• WHAT THE EXERCISE ASKS: Return a copy of every line in the records that includes the word "oltás".

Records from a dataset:
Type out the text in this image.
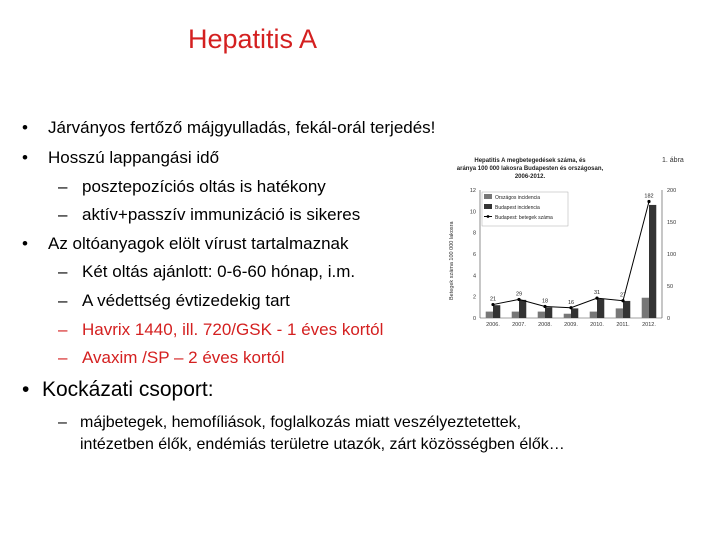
Hepatitis A
• Járványos fertőző májgyulladás, fekál-orál terjedés!
• Hosszú lappangási idő
– posztepozíciós oltás is hatékony
– aktív+passzív immunizáció is sikeres
• Az oltóanyagok elölt vírust tartalmaznak
– Két oltás ajánlott: 0-6-60 hónap, i.m.
– A védettség évtizedekig tart
– Havrix 1440, ill. 720/GSK - 1 éves kortól
– Avaxim /SP – 2 éves kortól
• Kockázati csoport:
– májbetegek, hemofíliások, foglalkozás miatt veszélyeztetettek,
intézetben élők, endémiás területre utazók, zárt közösségben élők…
1. ábra
Hepatitis A megbetegedések száma, és
aránya 100 000 lakosra Budapesten és országosan,
2006-2012.
Betegek száma 100 000 lakosra
0
2
4
6
8
10
12
0
50
100
150
200
21
29
18	16
31	27
182
2006. 2007. 2008. 2009. 2010. 2011. 2012.
Országos incidencia
Budapest incidencia
Budapest: betegek száma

• EXERCISE ANSWER:
– posztepozíciós oltás is hatékony
– Két oltás ajánlott: 0-6-60 hónap, i.m.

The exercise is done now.